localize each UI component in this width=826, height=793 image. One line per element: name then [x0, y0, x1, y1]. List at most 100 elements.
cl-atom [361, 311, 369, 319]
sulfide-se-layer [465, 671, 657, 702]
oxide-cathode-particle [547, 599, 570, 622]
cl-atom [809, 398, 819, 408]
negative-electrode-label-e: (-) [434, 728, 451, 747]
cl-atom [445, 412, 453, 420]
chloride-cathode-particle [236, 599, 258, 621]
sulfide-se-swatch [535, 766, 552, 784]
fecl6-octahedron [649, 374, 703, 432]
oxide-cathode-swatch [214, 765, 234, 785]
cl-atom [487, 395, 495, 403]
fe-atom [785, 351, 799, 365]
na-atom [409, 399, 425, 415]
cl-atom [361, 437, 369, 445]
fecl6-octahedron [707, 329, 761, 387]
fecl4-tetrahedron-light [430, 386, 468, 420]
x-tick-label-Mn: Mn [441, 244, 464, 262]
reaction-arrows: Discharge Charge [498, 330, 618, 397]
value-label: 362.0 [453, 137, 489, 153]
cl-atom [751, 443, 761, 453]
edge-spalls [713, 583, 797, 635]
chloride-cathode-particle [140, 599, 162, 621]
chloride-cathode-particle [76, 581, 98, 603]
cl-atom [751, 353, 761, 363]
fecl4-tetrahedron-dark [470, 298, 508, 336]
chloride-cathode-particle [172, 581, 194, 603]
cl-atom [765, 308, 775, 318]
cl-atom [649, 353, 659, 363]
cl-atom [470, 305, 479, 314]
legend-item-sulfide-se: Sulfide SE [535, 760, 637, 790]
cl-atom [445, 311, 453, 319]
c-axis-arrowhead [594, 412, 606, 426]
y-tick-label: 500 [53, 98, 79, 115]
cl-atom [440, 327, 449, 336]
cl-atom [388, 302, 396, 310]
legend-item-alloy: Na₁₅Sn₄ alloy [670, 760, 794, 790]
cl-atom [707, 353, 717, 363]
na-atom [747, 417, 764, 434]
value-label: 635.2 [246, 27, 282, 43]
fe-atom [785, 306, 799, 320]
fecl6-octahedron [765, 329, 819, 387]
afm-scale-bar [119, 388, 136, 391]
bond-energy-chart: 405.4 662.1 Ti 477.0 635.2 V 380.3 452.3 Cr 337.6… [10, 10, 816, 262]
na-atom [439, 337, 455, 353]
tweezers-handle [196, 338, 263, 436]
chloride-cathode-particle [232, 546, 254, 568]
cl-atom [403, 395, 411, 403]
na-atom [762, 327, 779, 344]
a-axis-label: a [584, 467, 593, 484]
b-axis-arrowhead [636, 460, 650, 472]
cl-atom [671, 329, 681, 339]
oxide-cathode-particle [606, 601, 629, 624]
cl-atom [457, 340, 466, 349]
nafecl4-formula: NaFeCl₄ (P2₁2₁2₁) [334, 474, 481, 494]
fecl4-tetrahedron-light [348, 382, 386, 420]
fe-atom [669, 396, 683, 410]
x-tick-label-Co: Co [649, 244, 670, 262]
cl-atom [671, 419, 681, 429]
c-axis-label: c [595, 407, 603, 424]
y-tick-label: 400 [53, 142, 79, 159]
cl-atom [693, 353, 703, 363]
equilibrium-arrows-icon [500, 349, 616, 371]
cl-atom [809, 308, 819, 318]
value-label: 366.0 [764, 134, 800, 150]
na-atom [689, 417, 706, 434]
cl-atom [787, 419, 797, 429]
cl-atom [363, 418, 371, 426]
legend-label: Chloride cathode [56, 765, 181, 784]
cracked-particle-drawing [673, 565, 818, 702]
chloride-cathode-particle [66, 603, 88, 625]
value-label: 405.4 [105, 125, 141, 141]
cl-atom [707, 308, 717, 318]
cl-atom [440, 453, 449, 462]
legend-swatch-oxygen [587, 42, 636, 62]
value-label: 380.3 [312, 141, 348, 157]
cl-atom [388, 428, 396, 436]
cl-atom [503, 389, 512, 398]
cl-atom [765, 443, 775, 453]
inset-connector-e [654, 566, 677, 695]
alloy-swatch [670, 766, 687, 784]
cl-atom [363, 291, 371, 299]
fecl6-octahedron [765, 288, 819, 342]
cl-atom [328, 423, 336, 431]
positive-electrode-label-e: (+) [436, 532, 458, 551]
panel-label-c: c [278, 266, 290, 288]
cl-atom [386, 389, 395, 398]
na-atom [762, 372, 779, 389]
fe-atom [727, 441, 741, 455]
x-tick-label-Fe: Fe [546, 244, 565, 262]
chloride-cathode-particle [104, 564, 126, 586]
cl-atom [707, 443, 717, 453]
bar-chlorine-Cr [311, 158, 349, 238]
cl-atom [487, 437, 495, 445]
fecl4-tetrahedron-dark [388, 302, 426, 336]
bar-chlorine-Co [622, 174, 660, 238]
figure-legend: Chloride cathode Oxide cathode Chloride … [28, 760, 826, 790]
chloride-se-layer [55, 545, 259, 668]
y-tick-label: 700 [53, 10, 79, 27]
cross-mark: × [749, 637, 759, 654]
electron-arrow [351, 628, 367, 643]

= = = =

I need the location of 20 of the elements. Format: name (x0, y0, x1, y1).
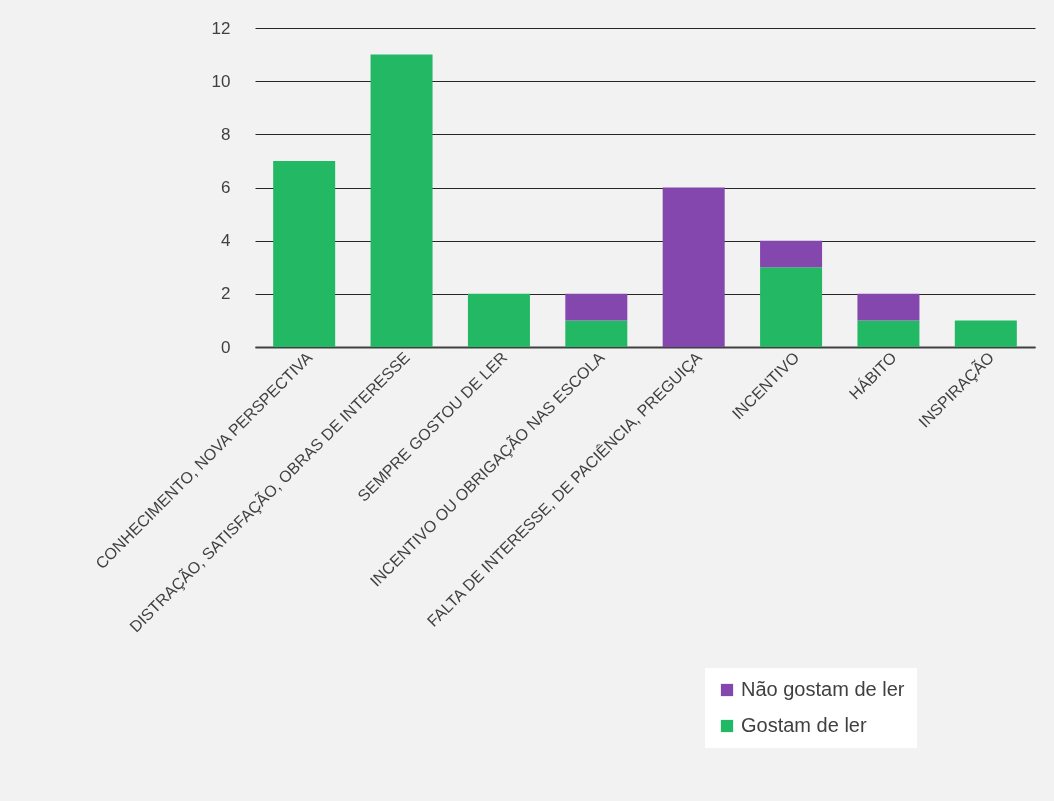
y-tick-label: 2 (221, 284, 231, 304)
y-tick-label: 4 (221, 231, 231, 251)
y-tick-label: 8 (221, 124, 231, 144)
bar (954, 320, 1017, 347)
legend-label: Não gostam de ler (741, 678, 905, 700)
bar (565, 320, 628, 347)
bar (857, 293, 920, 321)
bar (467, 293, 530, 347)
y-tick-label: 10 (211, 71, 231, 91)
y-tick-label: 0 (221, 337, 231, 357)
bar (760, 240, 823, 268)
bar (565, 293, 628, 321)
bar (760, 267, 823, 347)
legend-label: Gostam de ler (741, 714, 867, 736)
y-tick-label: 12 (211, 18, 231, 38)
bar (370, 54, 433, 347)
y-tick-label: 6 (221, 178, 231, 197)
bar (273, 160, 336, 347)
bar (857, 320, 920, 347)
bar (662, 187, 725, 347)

= = = =

Exercise requirements: Can you recast the entries from the line with "y-tick-label: 2 (221, 284, 231, 304)" to the line with "bar (662, 187, 725, 347)" as a JSON list of strings, one string per line, leaving out any blank lines?

Solution to the problem:
[
  "y-tick-label: 2 (221, 284, 231, 304)",
  "y-tick-label: 4 (221, 231, 231, 251)",
  "y-tick-label: 8 (221, 124, 231, 144)",
  "bar (954, 320, 1017, 347)",
  "legend-label: Não gostam de ler (741, 678, 905, 700)",
  "bar (565, 320, 628, 347)",
  "bar (857, 293, 920, 321)",
  "bar (467, 293, 530, 347)",
  "y-tick-label: 10 (211, 71, 231, 91)",
  "y-tick-label: 0 (221, 337, 231, 357)",
  "bar (760, 240, 823, 268)",
  "bar (565, 293, 628, 321)",
  "bar (760, 267, 823, 347)",
  "legend-label: Gostam de ler (741, 714, 867, 736)",
  "y-tick-label: 12 (211, 18, 231, 38)",
  "bar (370, 54, 433, 347)",
  "y-tick-label: 6 (221, 178, 231, 197)",
  "bar (273, 160, 336, 347)",
  "bar (857, 320, 920, 347)",
  "bar (662, 187, 725, 347)"
]